Given information -

* * *

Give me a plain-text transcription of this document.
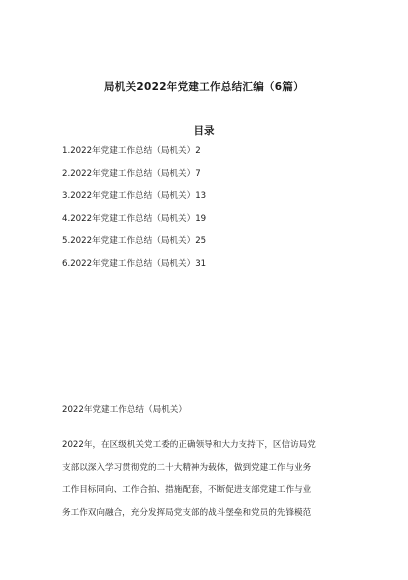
局机关2022年党建工作总结汇编（6篇）
目录
1.2022年党建工作总结（局机关）2
2.2022年党建工作总结（局机关）7
3.2022年党建工作总结（局机关）13
4.2022年党建工作总结（局机关）19
5.2022年党建工作总结（局机关）25
6.2022年党建工作总结（局机关）31
2022年党建工作总结（局机关）

2022年，在区级机关党工委的正确领导和大力支持下，区信访局党
支部以深入学习贯彻党的二十大精神为载体，做到党建工作与业务
工作目标同向、工作合拍、措施配套，不断促进支部党建工作与业
务工作双向融合，充分发挥局党支部的战斗堡垒和党员的先锋模范
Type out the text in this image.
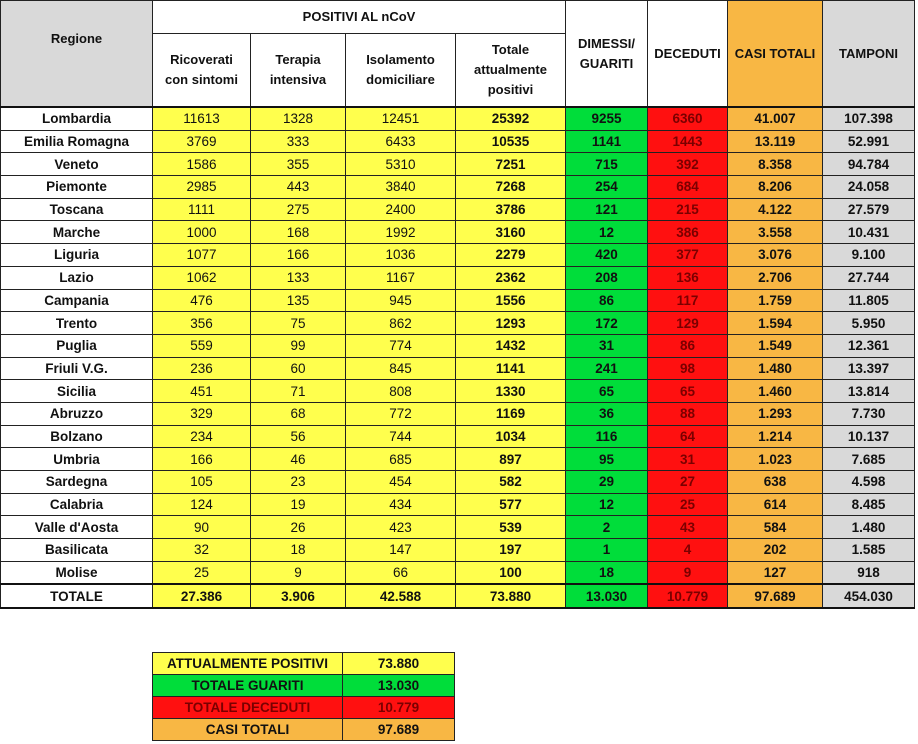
Regione	POSITIVI AL nCoV				DIMESSI/ GUARITI	DECEDUTI	CASI TOTALI	TAMPONI
	Ricoverati con sintomi	Terapia intensiva	Isolamento domiciliare	Totale attualmente positivi				
Lombardia	11613	1328	12451	25392	9255	6360	41.007	107.398
Emilia Romagna	3769	333	6433	10535	1141	1443	13.119	52.991
Veneto	1586	355	5310	7251	715	392	8.358	94.784
Piemonte	2985	443	3840	7268	254	684	8.206	24.058
Toscana	1111	275	2400	3786	121	215	4.122	27.579
Marche	1000	168	1992	3160	12	386	3.558	10.431
Liguria	1077	166	1036	2279	420	377	3.076	9.100
Lazio	1062	133	1167	2362	208	136	2.706	27.744
Campania	476	135	945	1556	86	117	1.759	11.805
Trento	356	75	862	1293	172	129	1.594	5.950
Puglia	559	99	774	1432	31	86	1.549	12.361
Friuli V.G.	236	60	845	1141	241	98	1.480	13.397
Sicilia	451	71	808	1330	65	65	1.460	13.814
Abruzzo	329	68	772	1169	36	88	1.293	7.730
Bolzano	234	56	744	1034	116	64	1.214	10.137
Umbria	166	46	685	897	95	31	1.023	7.685
Sardegna	105	23	454	582	29	27	638	4.598
Calabria	124	19	434	577	12	25	614	8.485
Valle d'Aosta	90	26	423	539	2	43	584	1.480
Basilicata	32	18	147	197	1	4	202	1.585
Molise	25	9	66	100	18	9	127	918
TOTALE	27.386	3.906	42.588	73.880	13.030	10.779	97.689	454.030
ATTUALMENTE POSITIVI	73.880
TOTALE GUARITI	13.030
TOTALE DECEDUTI	10.779
CASI TOTALI	97.689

* * *

Leave out all pictures, then copy the remaining material exactly.

Give me a plain-text transcription of this document.
局机关2022年党建工作总结汇编（6篇）
目录
1.2022年党建工作总结（局机关）2
2.2022年党建工作总结（局机关）7
3.2022年党建工作总结（局机关）13
4.2022年党建工作总结（局机关）19
5.2022年党建工作总结（局机关）25
6.2022年党建工作总结（局机关）31
2022年党建工作总结（局机关）

2022年，在区级机关党工委的正确领导和大力支持下，区信访局党
支部以深入学习贯彻党的二十大精神为载体，做到党建工作与业务
工作目标同向、工作合拍、措施配套，不断促进支部党建工作与业
务工作双向融合，充分发挥局党支部的战斗堡垒和党员的先锋模范
Type out the text in this image.
Regione	POSITIVI AL nCoV				DIMESSI/ GUARITI	DECEDUTI	CASI TOTALI	TAMPONI
	Ricoverati con sintomi	Terapia intensiva	Isolamento domiciliare	Totale attualmente positivi				
Lombardia	11613	1328	12451	25392	9255	6360	41.007	107.398
Emilia Romagna	3769	333	6433	10535	1141	1443	13.119	52.991
Veneto	1586	355	5310	7251	715	392	8.358	94.784
Piemonte	2985	443	3840	7268	254	684	8.206	24.058
Toscana	1111	275	2400	3786	121	215	4.122	27.579
Marche	1000	168	1992	3160	12	386	3.558	10.431
Liguria	1077	166	1036	2279	420	377	3.076	9.100
Lazio	1062	133	1167	2362	208	136	2.706	27.744
Campania	476	135	945	1556	86	117	1.759	11.805
Trento	356	75	862	1293	172	129	1.594	5.950
Puglia	559	99	774	1432	31	86	1.549	12.361
Friuli V.G.	236	60	845	1141	241	98	1.480	13.397
Sicilia	451	71	808	1330	65	65	1.460	13.814
Abruzzo	329	68	772	1169	36	88	1.293	7.730
Bolzano	234	56	744	1034	116	64	1.214	10.137
Umbria	166	46	685	897	95	31	1.023	7.685
Sardegna	105	23	454	582	29	27	638	4.598
Calabria	124	19	434	577	12	25	614	8.485
Valle d'Aosta	90	26	423	539	2	43	584	1.480
Basilicata	32	18	147	197	1	4	202	1.585
Molise	25	9	66	100	18	9	127	918
TOTALE	27.386	3.906	42.588	73.880	13.030	10.779	97.689	454.030
ATTUALMENTE POSITIVI	73.880
TOTALE GUARITI	13.030
TOTALE DECEDUTI	10.779
CASI TOTALI	97.689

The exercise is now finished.